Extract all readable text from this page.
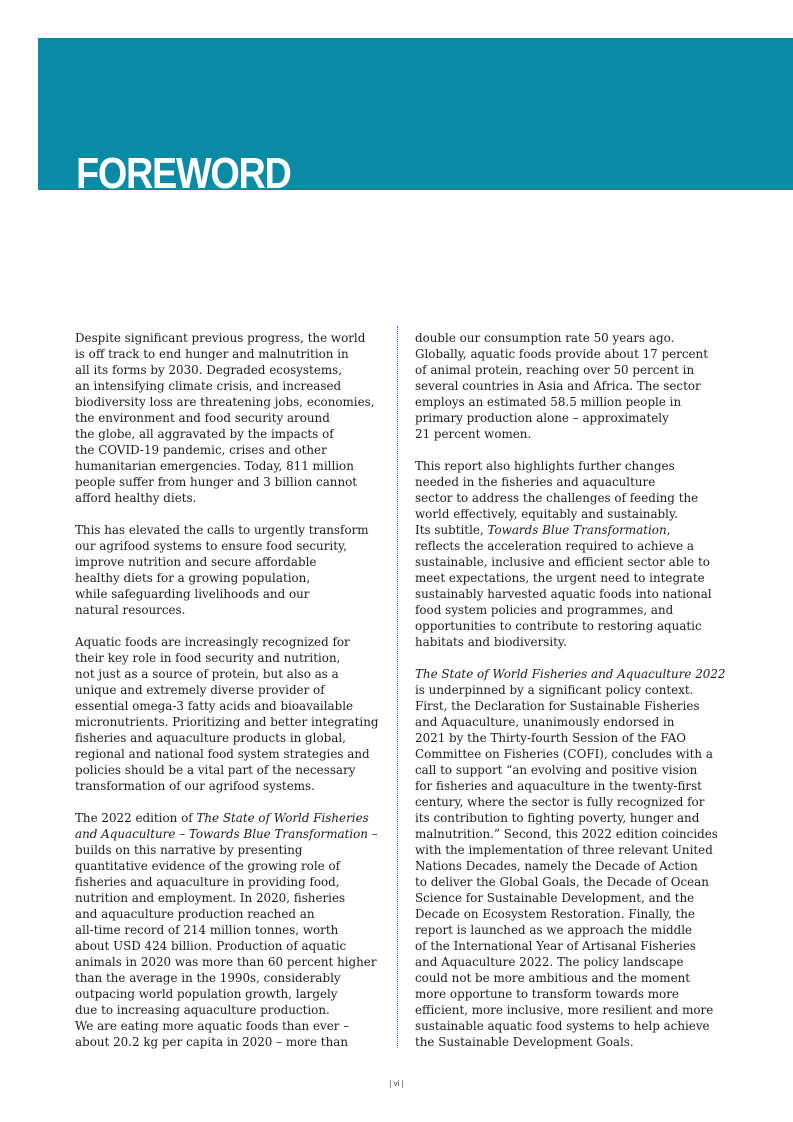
FOREWORD

Despite significant previous progress, the world
is off track to end hunger and malnutrition in
all its forms by 2030. Degraded ecosystems,
an intensifying climate crisis, and increased
biodiversity loss are threatening jobs, economies,
the environment and food security around
the globe, all aggravated by the impacts of
the COVID-19 pandemic, crises and other
humanitarian emergencies. Today, 811 million
people suffer from hunger and 3 billion cannot
afford healthy diets.

This has elevated the calls to urgently transform
our agrifood systems to ensure food security,
improve nutrition and secure affordable
healthy diets for a growing population,
while safeguarding livelihoods and our
natural resources.

Aquatic foods are increasingly recognized for
their key role in food security and nutrition,
not just as a source of protein, but also as a
unique and extremely diverse provider of
essential omega-3 fatty acids and bioavailable
micronutrients. Prioritizing and better integrating
fisheries and aquaculture products in global,
regional and national food system strategies and
policies should be a vital part of the necessary
transformation of our agrifood systems.

The 2022 edition of The State of World Fisheries
and Aquaculture – Towards Blue Transformation –
builds on this narrative by presenting
quantitative evidence of the growing role of
fisheries and aquaculture in providing food,
nutrition and employment. In 2020, fisheries
and aquaculture production reached an
all-time record of 214 million tonnes, worth
about USD 424 billion. Production of aquatic
animals in 2020 was more than 60 percent higher
than the average in the 1990s, considerably
outpacing world population growth, largely
due to increasing aquaculture production.
We are eating more aquatic foods than ever –
about 20.2 kg per capita in 2020 – more than

double our consumption rate 50 years ago.
Globally, aquatic foods provide about 17 percent
of animal protein, reaching over 50 percent in
several countries in Asia and Africa. The sector
employs an estimated 58.5 million people in
primary production alone – approximately
21 percent women.

This report also highlights further changes
needed in the fisheries and aquaculture
sector to address the challenges of feeding the
world effectively, equitably and sustainably.
Its subtitle, Towards Blue Transformation,
reflects the acceleration required to achieve a
sustainable, inclusive and efficient sector able to
meet expectations, the urgent need to integrate
sustainably harvested aquatic foods into national
food system policies and programmes, and
opportunities to contribute to restoring aquatic
habitats and biodiversity.

The State of World Fisheries and Aquaculture 2022
is underpinned by a significant policy context.
First, the Declaration for Sustainable Fisheries
and Aquaculture, unanimously endorsed in
2021 by the Thirty-fourth Session of the FAO
Committee on Fisheries (COFI), concludes with a
call to support “an evolving and positive vision
for fisheries and aquaculture in the twenty-first
century, where the sector is fully recognized for
its contribution to fighting poverty, hunger and
malnutrition.” Second, this 2022 edition coincides
with the implementation of three relevant United
Nations Decades, namely the Decade of Action
to deliver the Global Goals, the Decade of Ocean
Science for Sustainable Development, and the
Decade on Ecosystem Restoration. Finally, the
report is launched as we approach the middle
of the International Year of Artisanal Fisheries
and Aquaculture 2022. The policy landscape
could not be more ambitious and the moment
more opportune to transform towards more
efficient, more inclusive, more resilient and more
sustainable aquatic food systems to help achieve
the Sustainable Development Goals.

| vi |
###
● Description of the task
Every line above is to be returned exactly, with its pictures removed.

● Result below
Extract all readable text from this page.
FOREWORD

Despite significant previous progress, the world
is off track to end hunger and malnutrition in
all its forms by 2030. Degraded ecosystems,
an intensifying climate crisis, and increased
biodiversity loss are threatening jobs, economies,
the environment and food security around
the globe, all aggravated by the impacts of
the COVID-19 pandemic, crises and other
humanitarian emergencies. Today, 811 million
people suffer from hunger and 3 billion cannot
afford healthy diets.

This has elevated the calls to urgently transform
our agrifood systems to ensure food security,
improve nutrition and secure affordable
healthy diets for a growing population,
while safeguarding livelihoods and our
natural resources.

Aquatic foods are increasingly recognized for
their key role in food security and nutrition,
not just as a source of protein, but also as a
unique and extremely diverse provider of
essential omega-3 fatty acids and bioavailable
micronutrients. Prioritizing and better integrating
fisheries and aquaculture products in global,
regional and national food system strategies and
policies should be a vital part of the necessary
transformation of our agrifood systems.

The 2022 edition of The State of World Fisheries
and Aquaculture – Towards Blue Transformation –
builds on this narrative by presenting
quantitative evidence of the growing role of
fisheries and aquaculture in providing food,
nutrition and employment. In 2020, fisheries
and aquaculture production reached an
all-time record of 214 million tonnes, worth
about USD 424 billion. Production of aquatic
animals in 2020 was more than 60 percent higher
than the average in the 1990s, considerably
outpacing world population growth, largely
due to increasing aquaculture production.
We are eating more aquatic foods than ever –
about 20.2 kg per capita in 2020 – more than

double our consumption rate 50 years ago.
Globally, aquatic foods provide about 17 percent
of animal protein, reaching over 50 percent in
several countries in Asia and Africa. The sector
employs an estimated 58.5 million people in
primary production alone – approximately
21 percent women.

This report also highlights further changes
needed in the fisheries and aquaculture
sector to address the challenges of feeding the
world effectively, equitably and sustainably.
Its subtitle, Towards Blue Transformation,
reflects the acceleration required to achieve a
sustainable, inclusive and efficient sector able to
meet expectations, the urgent need to integrate
sustainably harvested aquatic foods into national
food system policies and programmes, and
opportunities to contribute to restoring aquatic
habitats and biodiversity.

The State of World Fisheries and Aquaculture 2022
is underpinned by a significant policy context.
First, the Declaration for Sustainable Fisheries
and Aquaculture, unanimously endorsed in
2021 by the Thirty-fourth Session of the FAO
Committee on Fisheries (COFI), concludes with a
call to support “an evolving and positive vision
for fisheries and aquaculture in the twenty-first
century, where the sector is fully recognized for
its contribution to fighting poverty, hunger and
malnutrition.” Second, this 2022 edition coincides
with the implementation of three relevant United
Nations Decades, namely the Decade of Action
to deliver the Global Goals, the Decade of Ocean
Science for Sustainable Development, and the
Decade on Ecosystem Restoration. Finally, the
report is launched as we approach the middle
of the International Year of Artisanal Fisheries
and Aquaculture 2022. The policy landscape
could not be more ambitious and the moment
more opportune to transform towards more
efficient, more inclusive, more resilient and more
sustainable aquatic food systems to help achieve
the Sustainable Development Goals.

| vi |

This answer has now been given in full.